_EXTRACTED INFORMATION_.
Begin

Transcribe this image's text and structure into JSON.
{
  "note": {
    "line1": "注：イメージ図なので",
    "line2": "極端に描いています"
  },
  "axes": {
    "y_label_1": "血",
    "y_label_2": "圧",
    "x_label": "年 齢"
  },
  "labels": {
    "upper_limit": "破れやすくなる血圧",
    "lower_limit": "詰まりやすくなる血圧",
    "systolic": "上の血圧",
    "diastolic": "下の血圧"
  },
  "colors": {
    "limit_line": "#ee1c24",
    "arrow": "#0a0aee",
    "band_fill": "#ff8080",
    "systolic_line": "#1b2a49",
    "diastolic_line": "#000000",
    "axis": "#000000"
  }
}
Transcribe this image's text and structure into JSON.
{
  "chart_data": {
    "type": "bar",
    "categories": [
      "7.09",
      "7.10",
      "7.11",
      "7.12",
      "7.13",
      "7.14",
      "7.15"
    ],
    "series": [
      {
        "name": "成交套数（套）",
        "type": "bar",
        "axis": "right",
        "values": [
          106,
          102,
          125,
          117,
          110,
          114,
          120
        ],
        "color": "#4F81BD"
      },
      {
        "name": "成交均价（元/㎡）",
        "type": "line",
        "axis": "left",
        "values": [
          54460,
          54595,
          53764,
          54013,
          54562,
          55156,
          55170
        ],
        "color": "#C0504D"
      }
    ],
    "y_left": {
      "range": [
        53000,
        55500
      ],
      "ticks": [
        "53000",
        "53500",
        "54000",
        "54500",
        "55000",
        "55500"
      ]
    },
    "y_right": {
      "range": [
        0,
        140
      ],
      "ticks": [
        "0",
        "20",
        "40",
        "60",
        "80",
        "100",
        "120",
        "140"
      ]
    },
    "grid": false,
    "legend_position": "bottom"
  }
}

End

_GOAL_. Print all of the entries exactly as they are written.

_ANSWER TO THIS PROBLEM_.
Transcribe this image's text and structure into JSON.
{
  "note": {
    "line1": "注：イメージ図なので",
    "line2": "極端に描いています"
  },
  "axes": {
    "y_label_1": "血",
    "y_label_2": "圧",
    "x_label": "年 齢"
  },
  "labels": {
    "upper_limit": "破れやすくなる血圧",
    "lower_limit": "詰まりやすくなる血圧",
    "systolic": "上の血圧",
    "diastolic": "下の血圧"
  },
  "colors": {
    "limit_line": "#ee1c24",
    "arrow": "#0a0aee",
    "band_fill": "#ff8080",
    "systolic_line": "#1b2a49",
    "diastolic_line": "#000000",
    "axis": "#000000"
  }
}
Transcribe this image's text and structure into JSON.
{
  "chart_data": {
    "type": "bar",
    "categories": [
      "7.09",
      "7.10",
      "7.11",
      "7.12",
      "7.13",
      "7.14",
      "7.15"
    ],
    "series": [
      {
        "name": "成交套数（套）",
        "type": "bar",
        "axis": "right",
        "values": [
          106,
          102,
          125,
          117,
          110,
          114,
          120
        ],
        "color": "#4F81BD"
      },
      {
        "name": "成交均价（元/㎡）",
        "type": "line",
        "axis": "left",
        "values": [
          54460,
          54595,
          53764,
          54013,
          54562,
          55156,
          55170
        ],
        "color": "#C0504D"
      }
    ],
    "y_left": {
      "range": [
        53000,
        55500
      ],
      "ticks": [
        "53000",
        "53500",
        "54000",
        "54500",
        "55000",
        "55500"
      ]
    },
    "y_right": {
      "range": [
        0,
        140
      ],
      "ticks": [
        "0",
        "20",
        "40",
        "60",
        "80",
        "100",
        "120",
        "140"
      ]
    },
    "grid": false,
    "legend_position": "bottom"
  }
}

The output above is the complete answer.